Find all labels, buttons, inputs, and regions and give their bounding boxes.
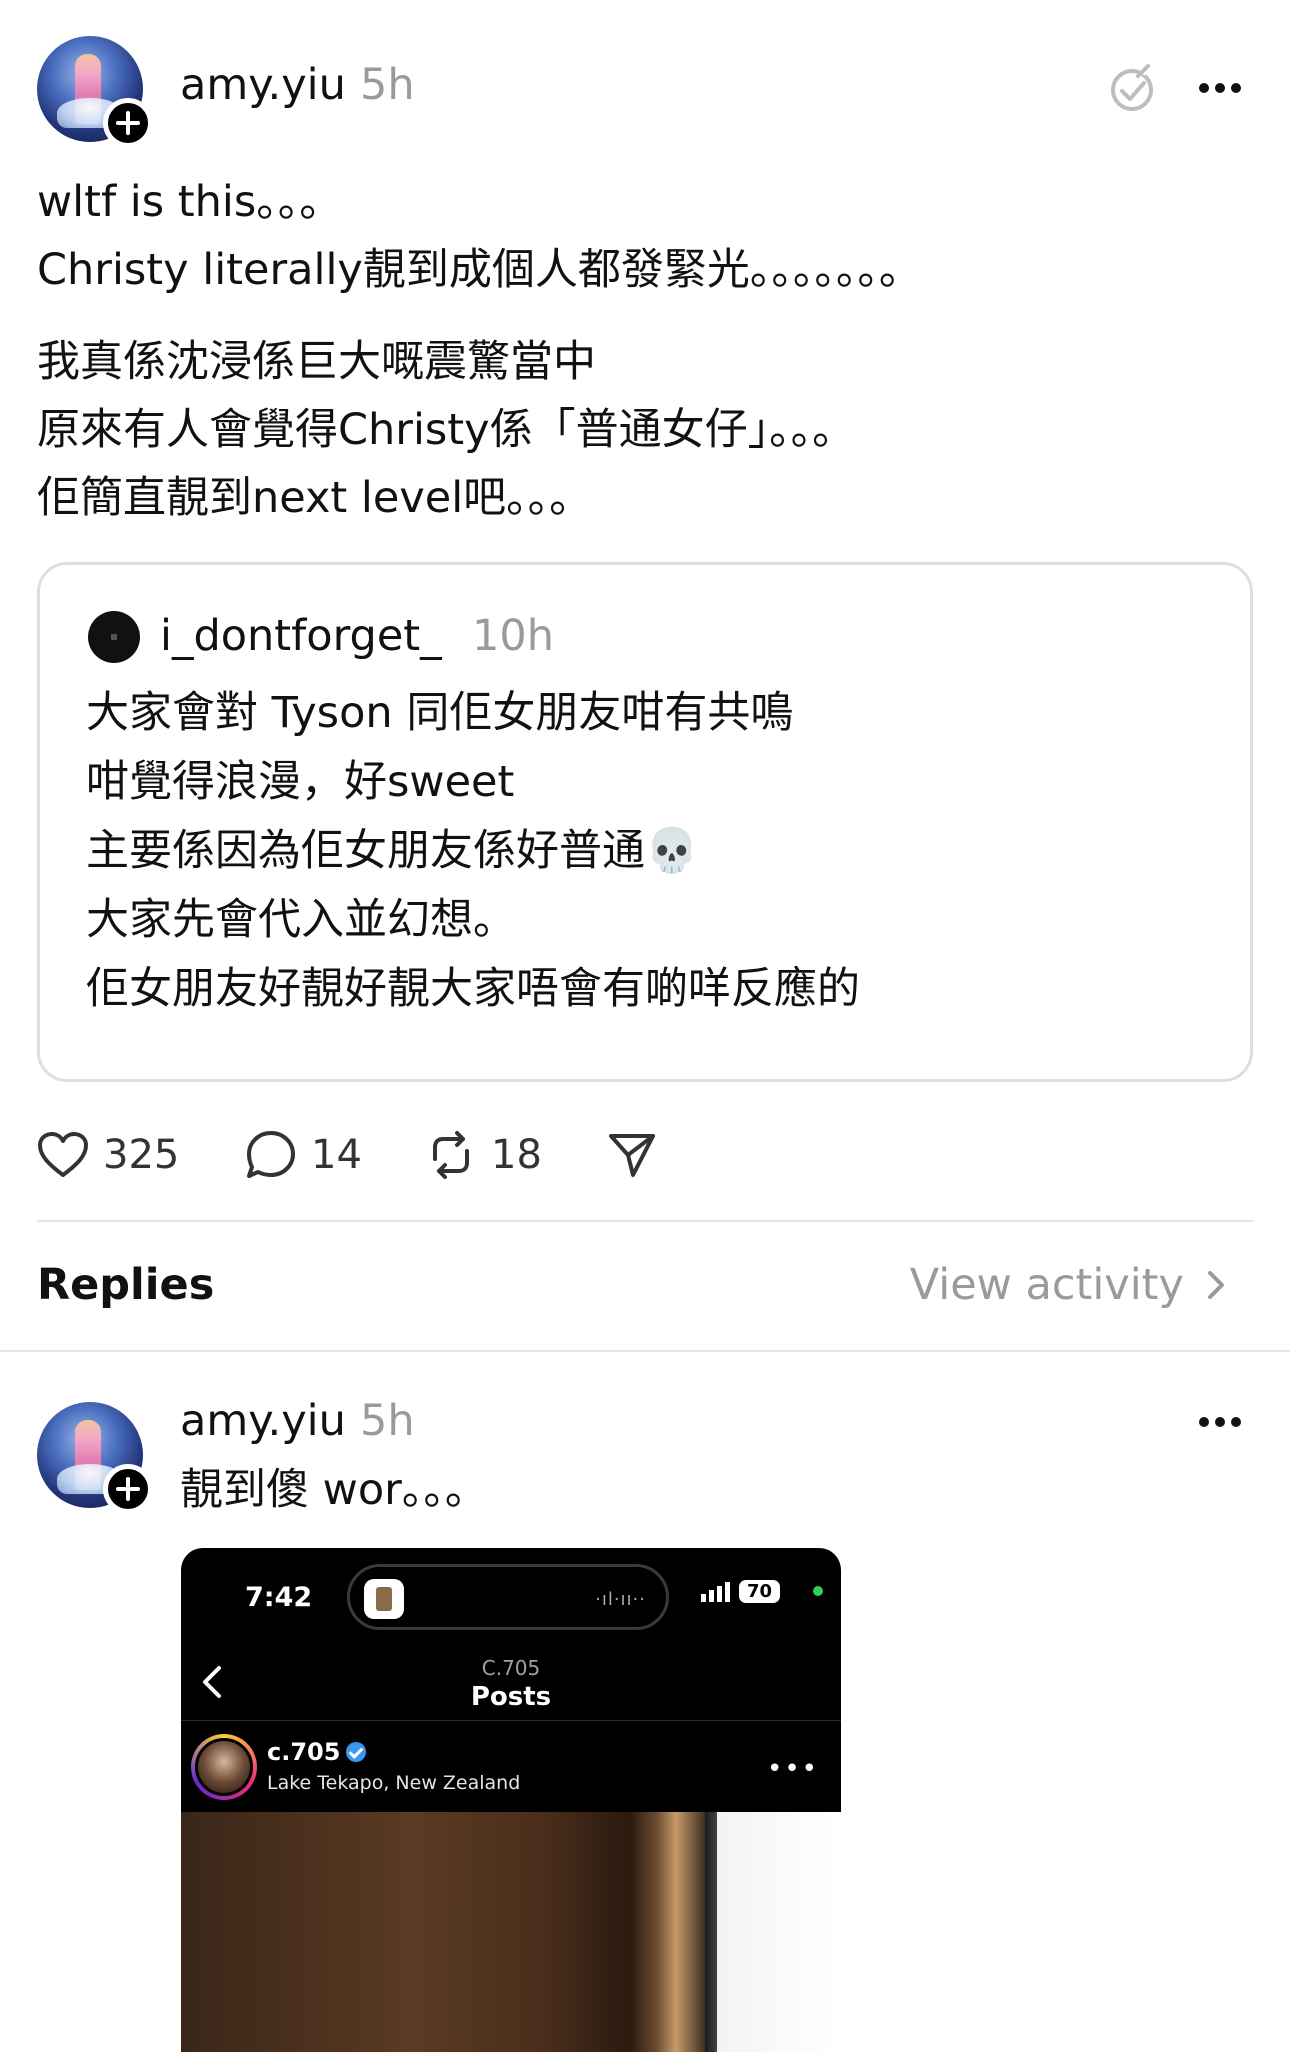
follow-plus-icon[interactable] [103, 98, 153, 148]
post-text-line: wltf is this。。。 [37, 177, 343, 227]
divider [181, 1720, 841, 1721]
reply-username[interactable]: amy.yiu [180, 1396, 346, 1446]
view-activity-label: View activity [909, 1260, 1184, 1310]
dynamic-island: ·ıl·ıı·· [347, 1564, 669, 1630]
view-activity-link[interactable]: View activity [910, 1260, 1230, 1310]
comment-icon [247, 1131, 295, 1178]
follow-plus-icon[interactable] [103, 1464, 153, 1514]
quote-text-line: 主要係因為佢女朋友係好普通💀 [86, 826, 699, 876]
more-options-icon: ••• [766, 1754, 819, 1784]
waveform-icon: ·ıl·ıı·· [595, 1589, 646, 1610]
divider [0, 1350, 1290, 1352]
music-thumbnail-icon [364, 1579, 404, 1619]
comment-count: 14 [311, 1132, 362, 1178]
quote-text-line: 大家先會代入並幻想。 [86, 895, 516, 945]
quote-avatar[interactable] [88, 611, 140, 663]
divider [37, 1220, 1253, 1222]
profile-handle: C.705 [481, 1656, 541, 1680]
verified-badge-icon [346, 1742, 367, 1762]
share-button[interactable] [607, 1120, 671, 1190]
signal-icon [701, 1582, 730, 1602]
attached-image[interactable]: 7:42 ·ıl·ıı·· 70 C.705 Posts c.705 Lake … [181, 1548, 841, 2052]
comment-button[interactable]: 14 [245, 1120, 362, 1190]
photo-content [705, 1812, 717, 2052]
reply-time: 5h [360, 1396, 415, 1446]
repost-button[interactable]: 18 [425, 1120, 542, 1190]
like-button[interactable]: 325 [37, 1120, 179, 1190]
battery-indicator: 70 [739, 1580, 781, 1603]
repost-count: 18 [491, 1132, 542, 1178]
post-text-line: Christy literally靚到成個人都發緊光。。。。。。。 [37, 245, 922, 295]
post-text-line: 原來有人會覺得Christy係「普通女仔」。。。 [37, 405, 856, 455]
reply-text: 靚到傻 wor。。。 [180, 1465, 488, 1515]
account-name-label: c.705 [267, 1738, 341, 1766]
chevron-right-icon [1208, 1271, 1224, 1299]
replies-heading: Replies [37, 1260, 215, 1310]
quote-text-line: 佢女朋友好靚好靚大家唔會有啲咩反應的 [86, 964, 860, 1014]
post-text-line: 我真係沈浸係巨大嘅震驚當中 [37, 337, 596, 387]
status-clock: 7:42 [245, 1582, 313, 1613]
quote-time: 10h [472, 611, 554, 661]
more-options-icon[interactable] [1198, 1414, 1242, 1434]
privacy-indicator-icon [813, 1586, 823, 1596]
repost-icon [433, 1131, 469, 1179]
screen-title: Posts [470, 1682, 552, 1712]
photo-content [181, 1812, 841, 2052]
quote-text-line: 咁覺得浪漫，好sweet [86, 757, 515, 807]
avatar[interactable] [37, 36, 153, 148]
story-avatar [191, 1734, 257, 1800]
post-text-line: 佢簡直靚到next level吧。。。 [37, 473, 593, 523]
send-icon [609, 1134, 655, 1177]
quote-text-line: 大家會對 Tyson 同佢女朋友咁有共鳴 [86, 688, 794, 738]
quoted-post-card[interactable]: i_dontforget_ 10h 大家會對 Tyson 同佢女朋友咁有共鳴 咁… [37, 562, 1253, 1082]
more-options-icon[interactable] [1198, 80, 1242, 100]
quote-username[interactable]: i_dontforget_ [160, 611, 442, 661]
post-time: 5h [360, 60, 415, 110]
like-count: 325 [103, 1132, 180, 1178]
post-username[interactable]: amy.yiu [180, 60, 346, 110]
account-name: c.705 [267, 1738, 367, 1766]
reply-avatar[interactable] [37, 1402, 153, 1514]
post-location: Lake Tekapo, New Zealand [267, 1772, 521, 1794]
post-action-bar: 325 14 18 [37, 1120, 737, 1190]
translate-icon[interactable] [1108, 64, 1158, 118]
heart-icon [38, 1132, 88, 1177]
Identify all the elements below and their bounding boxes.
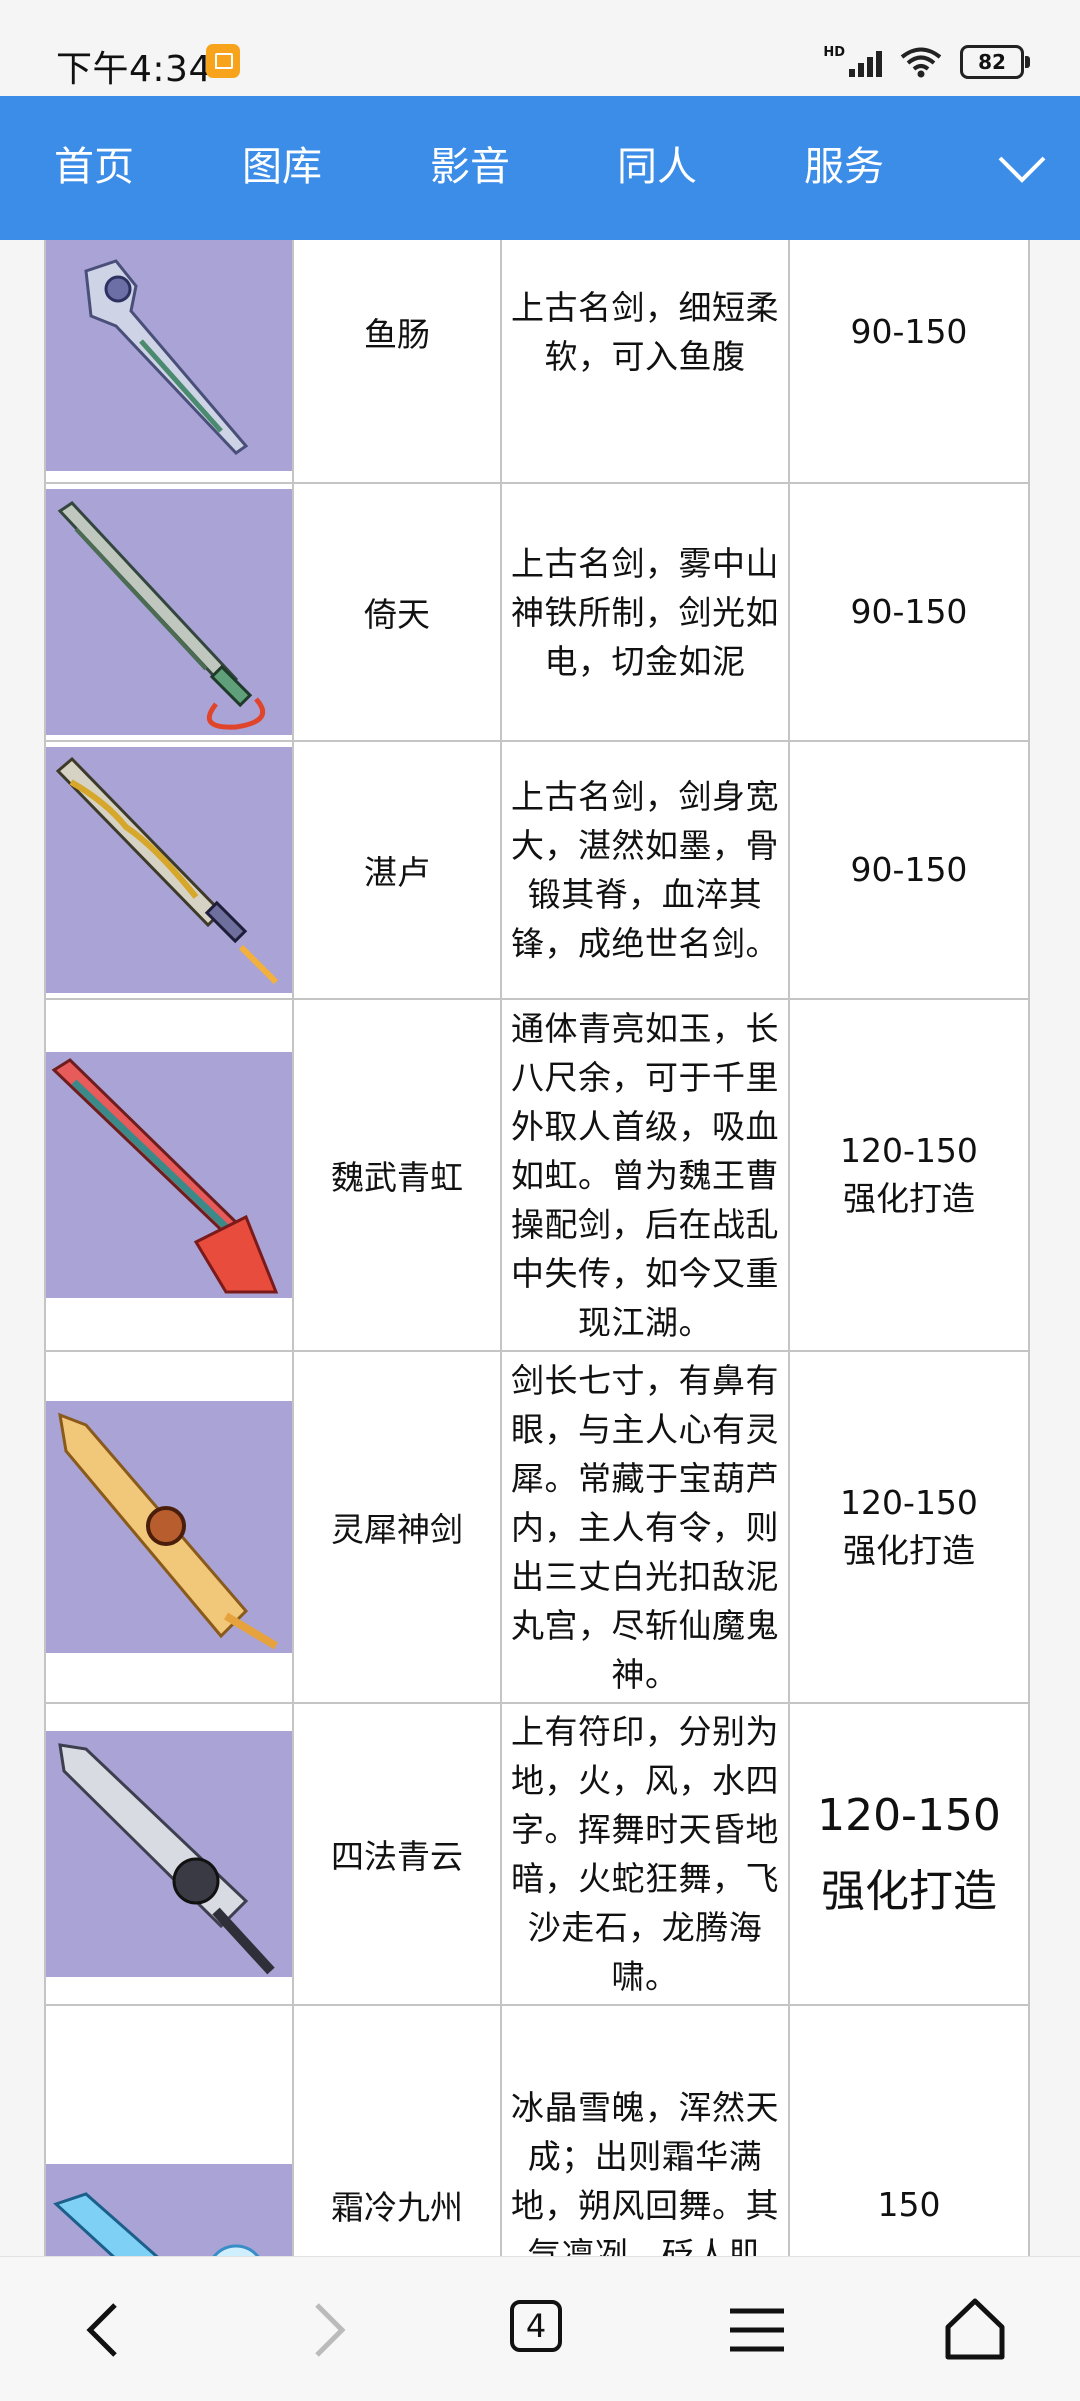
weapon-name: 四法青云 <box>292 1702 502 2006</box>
========================================
YOUR OBJECTIVE: Reproduce all the records above with every occurrence of "bounding boxes" replaced by "pixel coordinates" and all other text unchanged. Leave the pictures out.

WORKED SOLUTION:
Find all labels, buttons, inputs, and regions and give their pixel coordinates.
follow-plus-icon[interactable] [103, 98, 153, 148]
post-text-line: wltf is this。。。 [37, 177, 343, 227]
divider [181, 1720, 841, 1721]
reply-username[interactable]: amy.yiu [180, 1396, 346, 1446]
view-activity-label: View activity [909, 1260, 1184, 1310]
dynamic-island: ·ıl·ıı·· [347, 1564, 669, 1630]
view-activity-link[interactable]: View activity [910, 1260, 1230, 1310]
comment-icon [247, 1131, 295, 1178]
follow-plus-icon[interactable] [103, 1464, 153, 1514]
quote-text-line: 主要係因為佢女朋友係好普通💀 [86, 826, 699, 876]
more-options-icon: ••• [766, 1754, 819, 1784]
waveform-icon: ·ıl·ıı·· [595, 1589, 646, 1610]
divider [0, 1350, 1290, 1352]
music-thumbnail-icon [364, 1579, 404, 1619]
comment-count: 14 [311, 1132, 362, 1178]
quote-text-line: 大家先會代入並幻想。 [86, 895, 516, 945]
quote-avatar[interactable] [88, 611, 140, 663]
divider [37, 1220, 1253, 1222]
profile-handle: C.705 [481, 1656, 541, 1680]
verified-badge-icon [346, 1742, 367, 1762]
share-button[interactable] [607, 1120, 671, 1190]
signal-icon [701, 1582, 730, 1602]
attached-image[interactable]: 7:42 ·ıl·ıı·· 70 C.705 Posts c.705 Lake … [181, 1548, 841, 2052]
comment-button[interactable]: 14 [245, 1120, 362, 1190]
photo-content [705, 1812, 717, 2052]
reply-time: 5h [360, 1396, 415, 1446]
repost-button[interactable]: 18 [425, 1120, 542, 1190]
like-button[interactable]: 325 [37, 1120, 179, 1190]
battery-indicator: 70 [739, 1580, 781, 1603]
repost-count: 18 [491, 1132, 542, 1178]
post-text-line: Christy literally靚到成個人都發緊光。。。。。。。 [37, 245, 922, 295]
post-text-line: 原來有人會覺得Christy係「普通女仔」。。。 [37, 405, 856, 455]
reply-text: 靚到傻 wor。。。 [180, 1465, 488, 1515]
account-name-label: c.705 [267, 1738, 341, 1766]
chevron-right-icon [1208, 1271, 1224, 1299]
replies-heading: Replies [37, 1260, 215, 1310]
quote-text-line: 佢女朋友好靚好靚大家唔會有啲咩反應的 [86, 964, 860, 1014]
post-text-line: 我真係沈浸係巨大嘅震驚當中 [37, 337, 596, 387]
status-clock: 7:42 [245, 1582, 313, 1613]
quote-time: 10h [472, 611, 554, 661]
more-options-icon[interactable] [1198, 1414, 1242, 1434]
privacy-indicator-icon [813, 1586, 823, 1596]
repost-icon [433, 1131, 469, 1179]
screen-title: Posts [470, 1682, 552, 1712]
photo-content [181, 1812, 841, 2052]
quote-text-line: 咁覺得浪漫，好sweet [86, 757, 515, 807]
avatar[interactable] [37, 36, 153, 148]
story-avatar [191, 1734, 257, 1800]
post-text-line: 佢簡直靚到next level吧。。。 [37, 473, 593, 523]
send-icon [609, 1134, 655, 1177]
quote-text-line: 大家會對 Tyson 同佢女朋友咁有共鳴 [86, 688, 794, 738]
quoted-post-card[interactable]: i_dontforget_ 10h 大家會對 Tyson 同佢女朋友咁有共鳴 咁… [37, 562, 1253, 1082]
more-options-icon[interactable] [1198, 80, 1242, 100]
quote-username[interactable]: i_dontforget_ [160, 611, 442, 661]
post-time: 5h [360, 60, 415, 110]
like-count: 325 [103, 1132, 180, 1178]
post-username[interactable]: amy.yiu [180, 60, 346, 110]
account-name: c.705 [267, 1738, 367, 1766]
reply-avatar[interactable] [37, 1402, 153, 1514]
post-location: Lake Tekapo, New Zealand [267, 1772, 521, 1794]
post-action-bar: 325 14 18 [37, 1120, 737, 1190]
translate-icon[interactable] [1108, 64, 1158, 118]
heart-icon [38, 1132, 88, 1177]
Identify all the elements below and their pixel coordinates.
weapon-name: 四法青云 <box>292 1702 502 2006</box>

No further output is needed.